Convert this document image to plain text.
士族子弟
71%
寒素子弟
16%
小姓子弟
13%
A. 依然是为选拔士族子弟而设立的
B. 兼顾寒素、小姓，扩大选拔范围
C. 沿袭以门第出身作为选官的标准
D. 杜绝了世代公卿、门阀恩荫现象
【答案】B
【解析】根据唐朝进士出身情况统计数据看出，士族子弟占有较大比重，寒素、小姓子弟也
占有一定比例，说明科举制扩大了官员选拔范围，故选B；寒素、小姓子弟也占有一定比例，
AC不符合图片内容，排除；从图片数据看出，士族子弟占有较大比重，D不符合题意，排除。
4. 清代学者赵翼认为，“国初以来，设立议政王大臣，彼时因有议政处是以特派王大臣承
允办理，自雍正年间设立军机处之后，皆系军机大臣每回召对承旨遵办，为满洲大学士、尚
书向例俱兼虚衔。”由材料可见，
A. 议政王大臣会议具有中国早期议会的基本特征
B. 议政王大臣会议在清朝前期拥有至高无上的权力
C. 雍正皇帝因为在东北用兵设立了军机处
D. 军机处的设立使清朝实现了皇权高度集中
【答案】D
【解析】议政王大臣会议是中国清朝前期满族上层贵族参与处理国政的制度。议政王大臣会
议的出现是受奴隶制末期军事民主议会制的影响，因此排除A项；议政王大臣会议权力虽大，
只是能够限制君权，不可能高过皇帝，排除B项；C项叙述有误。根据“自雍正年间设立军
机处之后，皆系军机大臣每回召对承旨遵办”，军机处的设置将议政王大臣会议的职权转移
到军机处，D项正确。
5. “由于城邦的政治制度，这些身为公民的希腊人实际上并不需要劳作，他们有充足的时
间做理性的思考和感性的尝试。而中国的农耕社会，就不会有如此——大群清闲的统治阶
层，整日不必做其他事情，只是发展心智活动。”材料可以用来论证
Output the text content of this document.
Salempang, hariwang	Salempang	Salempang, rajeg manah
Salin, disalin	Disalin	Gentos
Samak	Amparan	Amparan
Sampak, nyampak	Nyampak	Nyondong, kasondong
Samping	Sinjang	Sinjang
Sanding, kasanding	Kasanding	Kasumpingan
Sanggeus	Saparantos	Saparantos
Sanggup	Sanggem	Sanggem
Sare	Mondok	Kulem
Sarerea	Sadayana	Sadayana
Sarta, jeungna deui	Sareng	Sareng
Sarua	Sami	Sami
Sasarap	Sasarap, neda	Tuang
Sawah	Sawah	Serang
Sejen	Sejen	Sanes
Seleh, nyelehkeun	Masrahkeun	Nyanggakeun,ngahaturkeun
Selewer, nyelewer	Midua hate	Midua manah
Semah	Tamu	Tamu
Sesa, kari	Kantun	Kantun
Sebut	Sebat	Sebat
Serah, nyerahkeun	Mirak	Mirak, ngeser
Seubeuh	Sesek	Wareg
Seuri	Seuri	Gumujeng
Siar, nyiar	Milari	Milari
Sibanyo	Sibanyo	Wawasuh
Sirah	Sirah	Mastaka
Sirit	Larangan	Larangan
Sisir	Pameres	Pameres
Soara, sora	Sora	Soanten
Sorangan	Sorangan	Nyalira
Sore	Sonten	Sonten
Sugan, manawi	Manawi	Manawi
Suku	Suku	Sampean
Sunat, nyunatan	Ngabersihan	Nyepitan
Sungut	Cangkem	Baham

* * * *

> [WHAT IS NEEDED]: Copy out all of the data exactly, leaving nothing out.

> [COMPLETE RESPONSE]:
Convert this document image to plain text.
士族子弟
71%
寒素子弟
16%
小姓子弟
13%
A. 依然是为选拔士族子弟而设立的
B. 兼顾寒素、小姓，扩大选拔范围
C. 沿袭以门第出身作为选官的标准
D. 杜绝了世代公卿、门阀恩荫现象
【答案】B
【解析】根据唐朝进士出身情况统计数据看出，士族子弟占有较大比重，寒素、小姓子弟也
占有一定比例，说明科举制扩大了官员选拔范围，故选B；寒素、小姓子弟也占有一定比例，
AC不符合图片内容，排除；从图片数据看出，士族子弟占有较大比重，D不符合题意，排除。
4. 清代学者赵翼认为，“国初以来，设立议政王大臣，彼时因有议政处是以特派王大臣承
允办理，自雍正年间设立军机处之后，皆系军机大臣每回召对承旨遵办，为满洲大学士、尚
书向例俱兼虚衔。”由材料可见，
A. 议政王大臣会议具有中国早期议会的基本特征
B. 议政王大臣会议在清朝前期拥有至高无上的权力
C. 雍正皇帝因为在东北用兵设立了军机处
D. 军机处的设立使清朝实现了皇权高度集中
【答案】D
【解析】议政王大臣会议是中国清朝前期满族上层贵族参与处理国政的制度。议政王大臣会
议的出现是受奴隶制末期军事民主议会制的影响，因此排除A项；议政王大臣会议权力虽大，
只是能够限制君权，不可能高过皇帝，排除B项；C项叙述有误。根据“自雍正年间设立军
机处之后，皆系军机大臣每回召对承旨遵办”，军机处的设置将议政王大臣会议的职权转移
到军机处，D项正确。
5. “由于城邦的政治制度，这些身为公民的希腊人实际上并不需要劳作，他们有充足的时
间做理性的思考和感性的尝试。而中国的农耕社会，就不会有如此——大群清闲的统治阶
层，整日不必做其他事情，只是发展心智活动。”材料可以用来论证
Output the text content of this document.
Salempang, hariwang	Salempang	Salempang, rajeg manah
Salin, disalin	Disalin	Gentos
Samak	Amparan	Amparan
Sampak, nyampak	Nyampak	Nyondong, kasondong
Samping	Sinjang	Sinjang
Sanding, kasanding	Kasanding	Kasumpingan
Sanggeus	Saparantos	Saparantos
Sanggup	Sanggem	Sanggem
Sare	Mondok	Kulem
Sarerea	Sadayana	Sadayana
Sarta, jeungna deui	Sareng	Sareng
Sarua	Sami	Sami
Sasarap	Sasarap, neda	Tuang
Sawah	Sawah	Serang
Sejen	Sejen	Sanes
Seleh, nyelehkeun	Masrahkeun	Nyanggakeun,ngahaturkeun
Selewer, nyelewer	Midua hate	Midua manah
Semah	Tamu	Tamu
Sesa, kari	Kantun	Kantun
Sebut	Sebat	Sebat
Serah, nyerahkeun	Mirak	Mirak, ngeser
Seubeuh	Sesek	Wareg
Seuri	Seuri	Gumujeng
Siar, nyiar	Milari	Milari
Sibanyo	Sibanyo	Wawasuh
Sirah	Sirah	Mastaka
Sirit	Larangan	Larangan
Sisir	Pameres	Pameres
Soara, sora	Sora	Soanten
Sorangan	Sorangan	Nyalira
Sore	Sonten	Sonten
Sugan, manawi	Manawi	Manawi
Suku	Suku	Sampean
Sunat, nyunatan	Ngabersihan	Nyepitan
Sungut	Cangkem	Baham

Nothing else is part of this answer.